* Work to do
In your copy, repeat the records exactly and leave out the pictures.

[Extracted data entries]
· · · · ·

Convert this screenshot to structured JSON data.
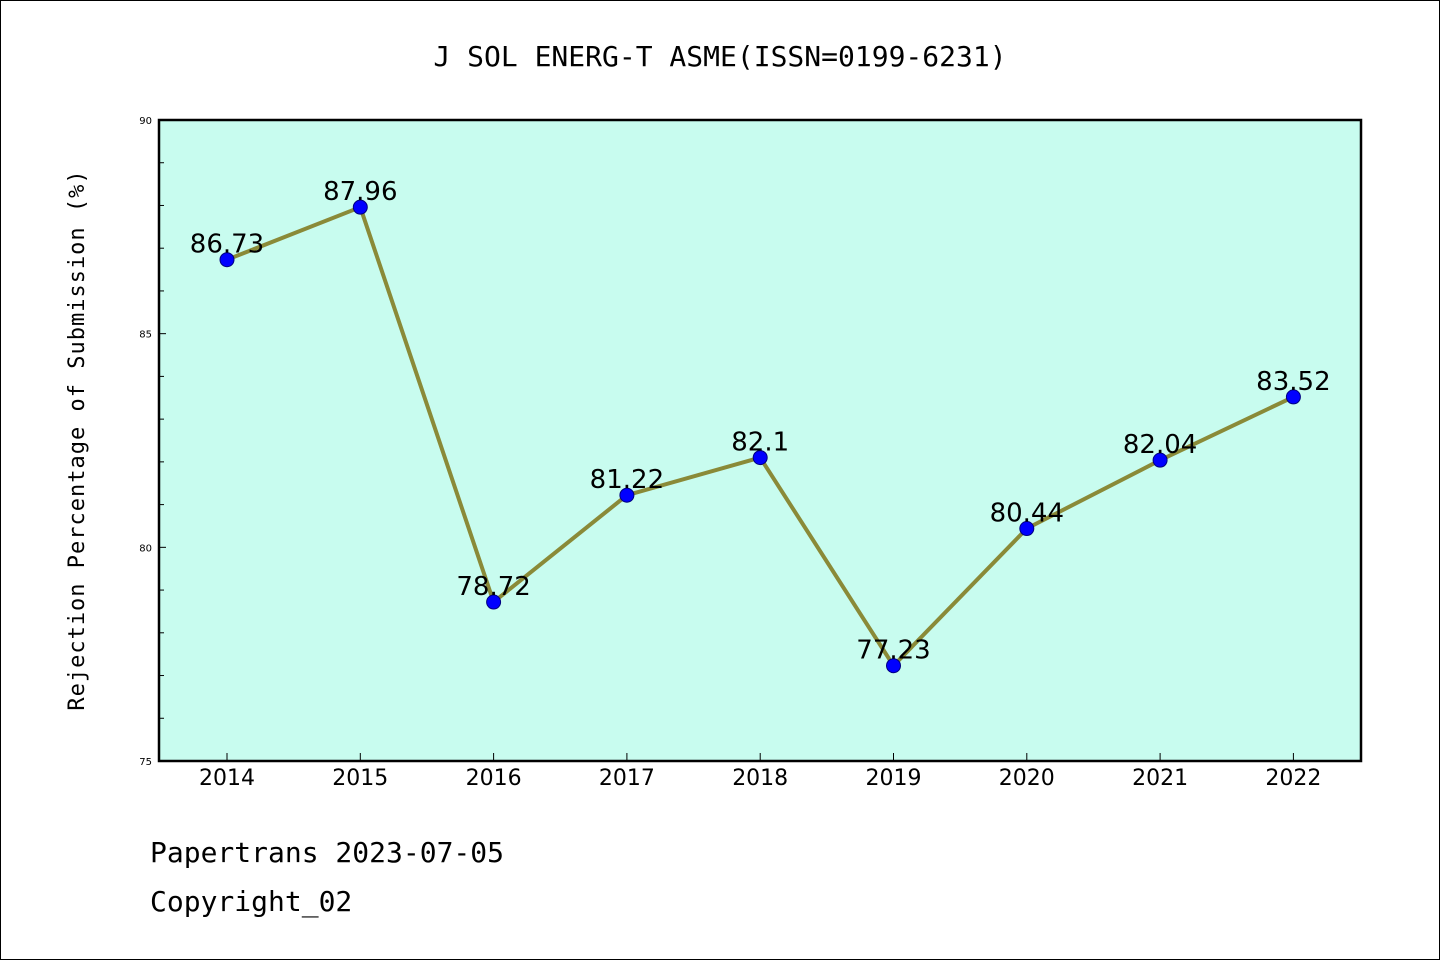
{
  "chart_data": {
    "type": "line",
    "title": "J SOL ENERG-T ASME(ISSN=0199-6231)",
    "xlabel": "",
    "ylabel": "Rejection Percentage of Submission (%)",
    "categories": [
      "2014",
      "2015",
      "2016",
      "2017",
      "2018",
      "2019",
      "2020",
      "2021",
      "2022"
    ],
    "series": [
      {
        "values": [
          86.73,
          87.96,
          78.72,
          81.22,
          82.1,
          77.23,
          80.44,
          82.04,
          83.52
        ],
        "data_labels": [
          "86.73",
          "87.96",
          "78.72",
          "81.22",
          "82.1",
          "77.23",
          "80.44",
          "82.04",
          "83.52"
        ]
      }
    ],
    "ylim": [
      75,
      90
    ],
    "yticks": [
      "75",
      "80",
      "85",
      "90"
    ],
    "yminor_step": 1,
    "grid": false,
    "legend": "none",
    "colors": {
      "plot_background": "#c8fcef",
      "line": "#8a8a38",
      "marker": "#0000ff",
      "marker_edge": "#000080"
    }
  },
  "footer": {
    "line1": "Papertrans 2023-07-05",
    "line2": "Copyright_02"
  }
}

· · · · ·

* Answer in full
Convert this screenshot to structured JSON data.
{
  "chart_data": {
    "type": "line",
    "title": "J SOL ENERG-T ASME(ISSN=0199-6231)",
    "xlabel": "",
    "ylabel": "Rejection Percentage of Submission (%)",
    "categories": [
      "2014",
      "2015",
      "2016",
      "2017",
      "2018",
      "2019",
      "2020",
      "2021",
      "2022"
    ],
    "series": [
      {
        "values": [
          86.73,
          87.96,
          78.72,
          81.22,
          82.1,
          77.23,
          80.44,
          82.04,
          83.52
        ],
        "data_labels": [
          "86.73",
          "87.96",
          "78.72",
          "81.22",
          "82.1",
          "77.23",
          "80.44",
          "82.04",
          "83.52"
        ]
      }
    ],
    "ylim": [
      75,
      90
    ],
    "yticks": [
      "75",
      "80",
      "85",
      "90"
    ],
    "yminor_step": 1,
    "grid": false,
    "legend": "none",
    "colors": {
      "plot_background": "#c8fcef",
      "line": "#8a8a38",
      "marker": "#0000ff",
      "marker_edge": "#000080"
    }
  },
  "footer": {
    "line1": "Papertrans 2023-07-05",
    "line2": "Copyright_02"
  }
}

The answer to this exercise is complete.